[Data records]
* * *

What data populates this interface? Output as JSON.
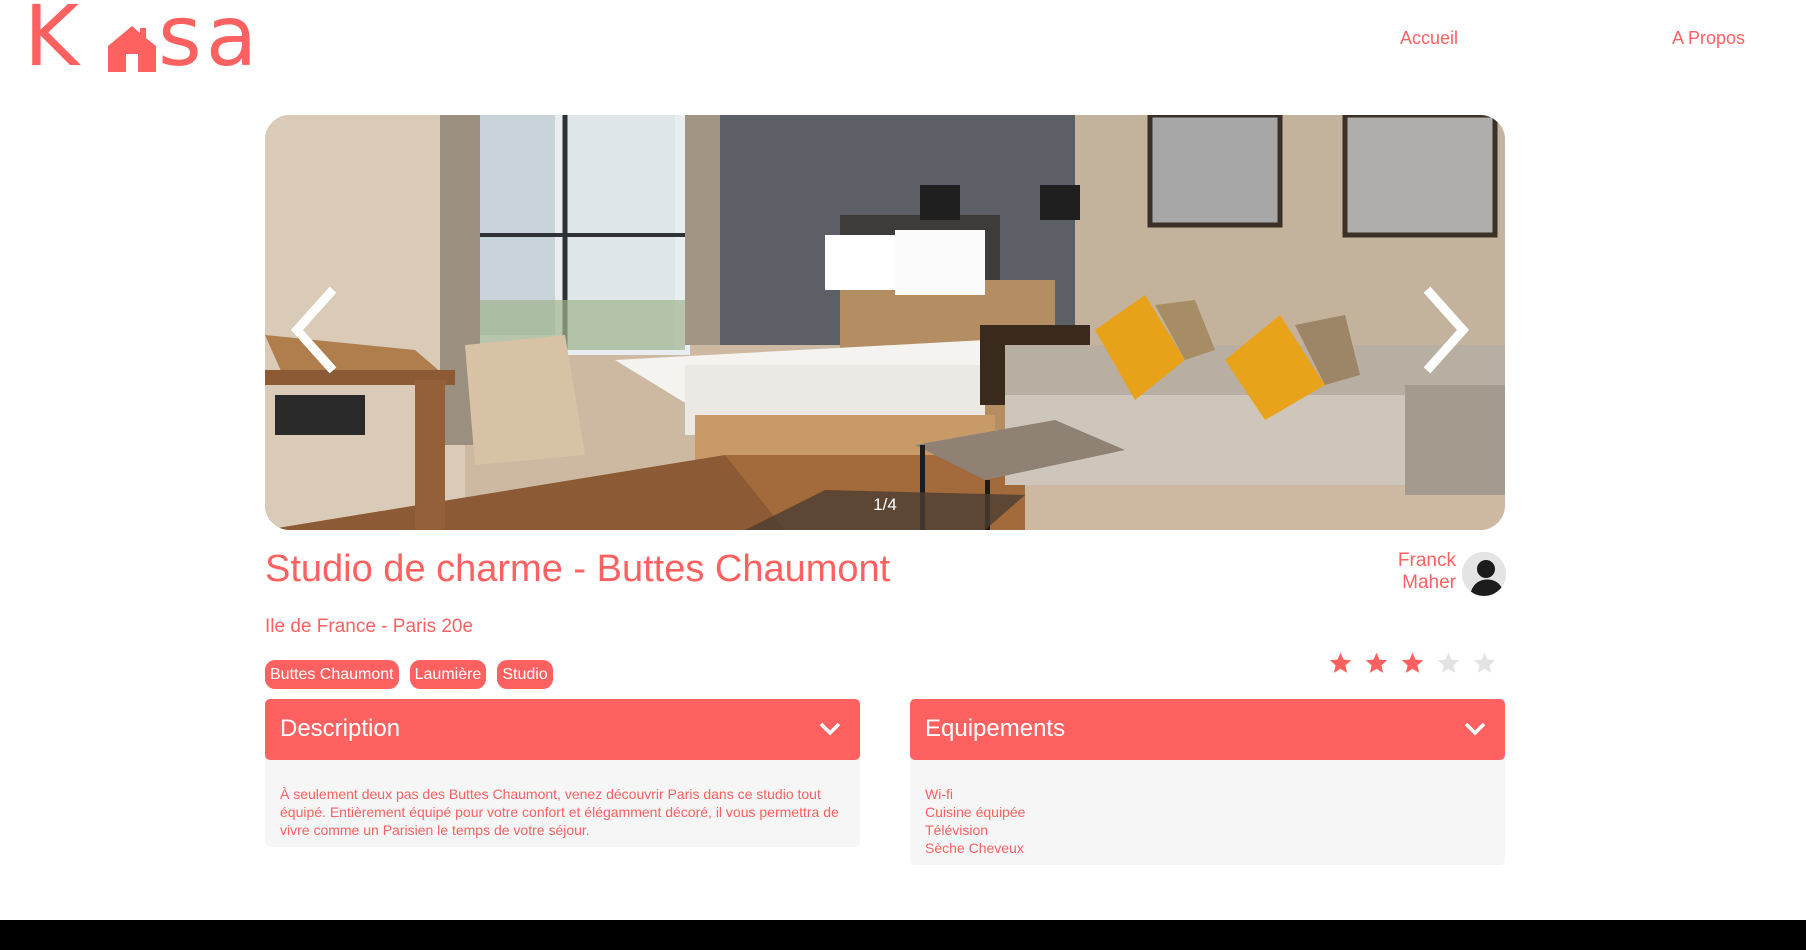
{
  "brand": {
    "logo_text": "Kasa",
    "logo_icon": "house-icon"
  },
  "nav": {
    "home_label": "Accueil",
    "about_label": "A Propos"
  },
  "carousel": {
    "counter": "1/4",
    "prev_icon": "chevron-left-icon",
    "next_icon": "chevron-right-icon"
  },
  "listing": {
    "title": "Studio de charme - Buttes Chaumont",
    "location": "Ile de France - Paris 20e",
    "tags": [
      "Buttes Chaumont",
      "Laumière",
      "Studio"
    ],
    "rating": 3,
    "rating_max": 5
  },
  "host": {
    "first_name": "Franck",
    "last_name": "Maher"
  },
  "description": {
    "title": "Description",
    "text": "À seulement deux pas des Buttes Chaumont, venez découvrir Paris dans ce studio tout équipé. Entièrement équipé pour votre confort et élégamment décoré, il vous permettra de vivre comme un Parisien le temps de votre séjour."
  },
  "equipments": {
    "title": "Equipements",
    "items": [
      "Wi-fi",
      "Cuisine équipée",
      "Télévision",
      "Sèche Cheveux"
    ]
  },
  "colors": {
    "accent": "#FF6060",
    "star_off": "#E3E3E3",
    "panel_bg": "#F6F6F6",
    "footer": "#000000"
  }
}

* * *

▶ [PROMPT] Write the lines above out again exactly, without any of their pictures.

▶ [SOLUTION FOR THIS PROBLEM]
What data populates this interface? Output as JSON.
{
  "brand": {
    "logo_text": "Kasa",
    "logo_icon": "house-icon"
  },
  "nav": {
    "home_label": "Accueil",
    "about_label": "A Propos"
  },
  "carousel": {
    "counter": "1/4",
    "prev_icon": "chevron-left-icon",
    "next_icon": "chevron-right-icon"
  },
  "listing": {
    "title": "Studio de charme - Buttes Chaumont",
    "location": "Ile de France - Paris 20e",
    "tags": [
      "Buttes Chaumont",
      "Laumière",
      "Studio"
    ],
    "rating": 3,
    "rating_max": 5
  },
  "host": {
    "first_name": "Franck",
    "last_name": "Maher"
  },
  "description": {
    "title": "Description",
    "text": "À seulement deux pas des Buttes Chaumont, venez découvrir Paris dans ce studio tout équipé. Entièrement équipé pour votre confort et élégamment décoré, il vous permettra de vivre comme un Parisien le temps de votre séjour."
  },
  "equipments": {
    "title": "Equipements",
    "items": [
      "Wi-fi",
      "Cuisine équipée",
      "Télévision",
      "Sèche Cheveux"
    ]
  },
  "colors": {
    "accent": "#FF6060",
    "star_off": "#E3E3E3",
    "panel_bg": "#F6F6F6",
    "footer": "#000000"
  }
}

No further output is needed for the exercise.